*Objective*
Gather all lines from the material that contain "besides".

[Dataset records]
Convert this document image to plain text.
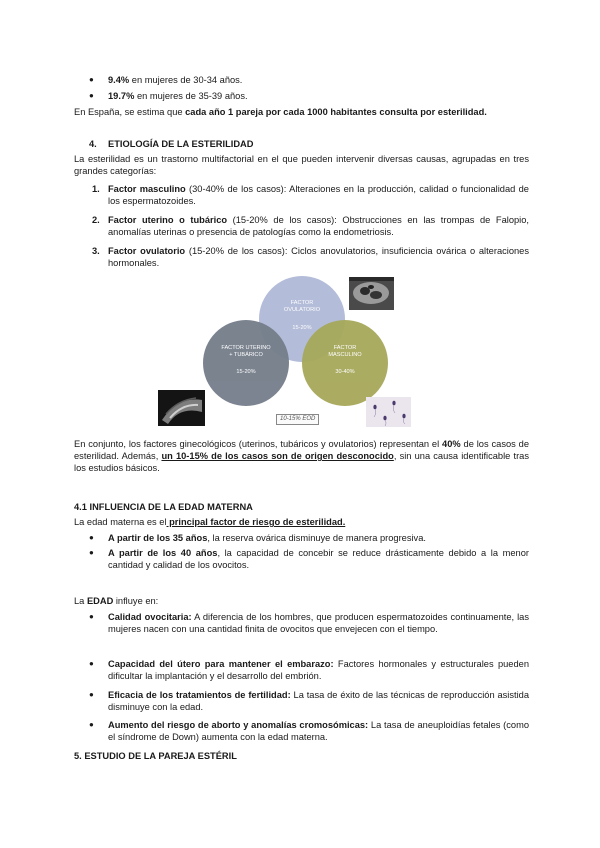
● 9.4% en mujeres de 30-34 años.
● 19.7% en mujeres de 35-39 años.
En España, se estima que cada año 1 pareja por cada 1000 habitantes consulta por esterilidad.
4. ETIOLOGÍA DE LA ESTERILIDAD
La esterilidad es un trastorno multifactorial en el que pueden intervenir diversas causas, agrupadas en tres grandes categorías:
1. Factor masculino (30-40% de los casos): Alteraciones en la producción, calidad o funcionalidad de los espermatozoides.
2. Factor uterino o tubárico (15-20% de los casos): Obstrucciones en las trompas de Falopio, anomalías uterinas o presencia de patologías como la endometriosis.
3. Factor ovulatorio (15-20% de los casos): Ciclos anovulatorios, insuficiencia ovárica o alteraciones hormonales.
FACTOR
OVULATORIO
15-20%
FACTOR UTERINO
+ TUBÁRICO
15-20%
FACTOR
MASCULINO
30-40%
10-15% EOD
En conjunto, los factores ginecológicos (uterinos, tubáricos y ovulatorios) representan el 40% de los casos de esterilidad. Además, un 10-15% de los casos son de origen desconocido, sin una causa identificable tras los estudios básicos.
4.1 INFLUENCIA DE LA EDAD MATERNA
La edad materna es el principal factor de riesgo de esterilidad.
● A partir de los 35 años, la reserva ovárica disminuye de manera progresiva.
● A partir de los 40 años, la capacidad de concebir se reduce drásticamente debido a la menor cantidad y calidad de los ovocitos.
La EDAD influye en:
● Calidad ovocitaria: A diferencia de los hombres, que producen espermatozoides continuamente, las mujeres nacen con una cantidad finita de ovocitos que envejecen con el tiempo.
● Capacidad del útero para mantener el embarazo: Factores hormonales y estructurales pueden dificultar la implantación y el desarrollo del embrión.
● Eficacia de los tratamientos de fertilidad: La tasa de éxito de las técnicas de reproducción asistida disminuye con la edad.
● Aumento del riesgo de aborto y anomalías cromosómicas: La tasa de aneuploidías fetales (como el síndrome de Down) aumenta con la edad materna.
5. ESTUDIO DE LA PAREJA ESTÉRIL
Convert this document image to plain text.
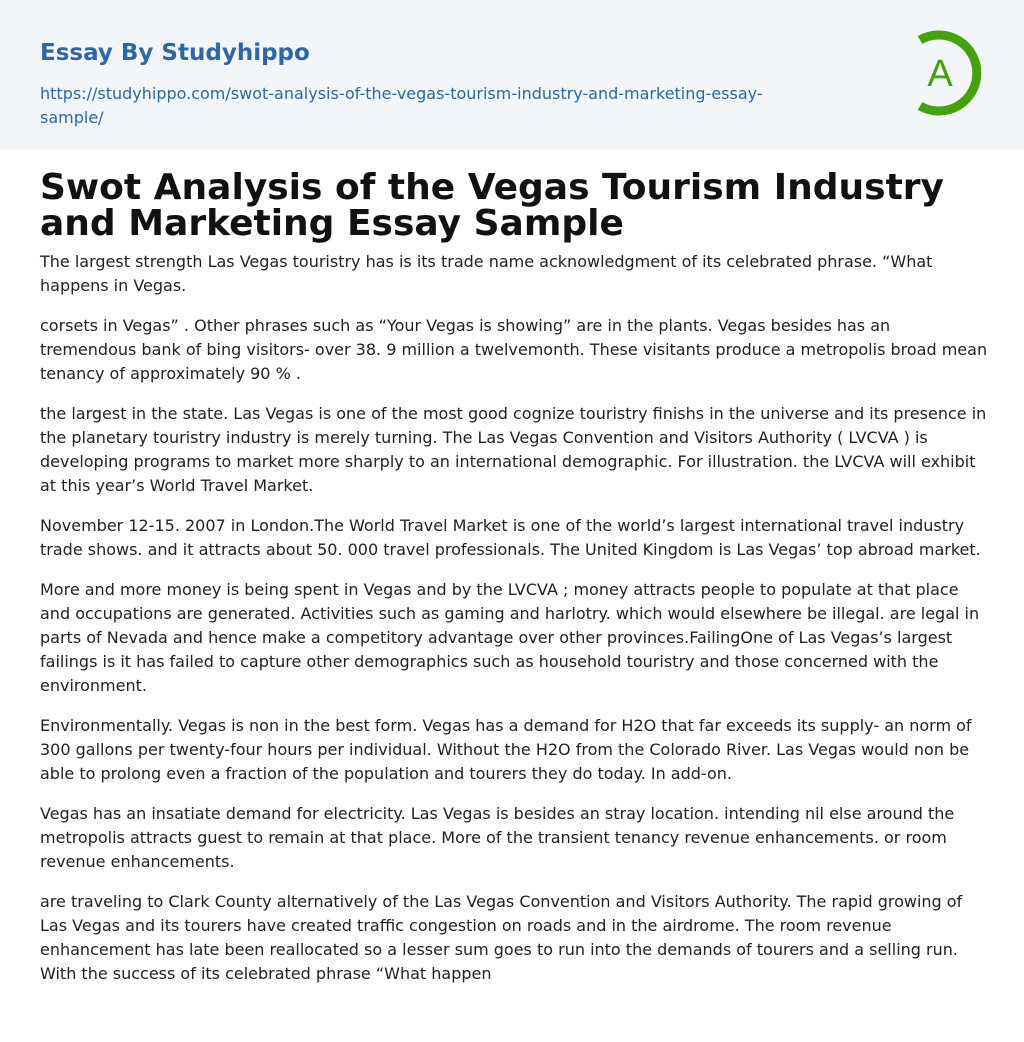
Essay By Studyhippo
https://studyhippo.com/swot-analysis-of-the-vegas-tourism-industry-and-marketing-essay-sample/
A
Swot Analysis of the Vegas Tourism Industry and Marketing Essay Sample

The largest strength Las Vegas touristry has is its trade name acknowledgment of its celebrated phrase. “What happens in Vegas.

corsets in Vegas” . Other phrases such as “Your Vegas is showing” are in the plants. Vegas besides has an tremendous bank of bing visitors- over 38. 9 million a twelvemonth. These visitants produce a metropolis broad mean tenancy of approximately 90 % .

the largest in the state. Las Vegas is one of the most good cognize touristry finishs in the universe and its presence in the planetary touristry industry is merely turning. The Las Vegas Convention and Visitors Authority ( LVCVA ) is developing programs to market more sharply to an international demographic. For illustration. the LVCVA will exhibit at this year’s World Travel Market.

November 12-15. 2007 in London.The World Travel Market is one of the world’s largest international travel industry trade shows. and it attracts about 50. 000 travel professionals. The United Kingdom is Las Vegas’ top abroad market.

More and more money is being spent in Vegas and by the LVCVA ; money attracts people to populate at that place and occupations are generated. Activities such as gaming and harlotry. which would elsewhere be illegal. are legal in parts of Nevada and hence make a competitory advantage over other provinces.FailingOne of Las Vegas’s largest failings is it has failed to capture other demographics such as household touristry and those concerned with the environment.

Environmentally. Vegas is non in the best form. Vegas has a demand for H2O that far exceeds its supply- an norm of 300 gallons per twenty-four hours per individual. Without the H2O from the Colorado River. Las Vegas would non be able to prolong even a fraction of the population and tourers they do today. In add-on.

Vegas has an insatiate demand for electricity. Las Vegas is besides an stray location. intending nil else around the metropolis attracts guest to remain at that place. More of the transient tenancy revenue enhancements. or room revenue enhancements.

are traveling to Clark County alternatively of the Las Vegas Convention and Visitors Authority. The rapid growing of Las Vegas and its tourers have created traffic congestion on roads and in the airdrome. The room revenue enhancement has late been reallocated so a lesser sum goes to run into the demands of tourers and a selling run. With the success of its celebrated phrase “What happen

*Response*
corsets in Vegas” . Other phrases such as “Your Vegas is showing” are in the plants. Vegas besides has an tremendous bank of bing visitors- over 38. 9 million a twelvemonth. These visitants produce a metropolis broad mean tenancy of approximately 90 % .
Vegas has an insatiate demand for electricity. Las Vegas is besides an stray location. intending nil else around the metropolis attracts guest to remain at that place. More of the transient tenancy revenue enhancements. or room revenue enhancements.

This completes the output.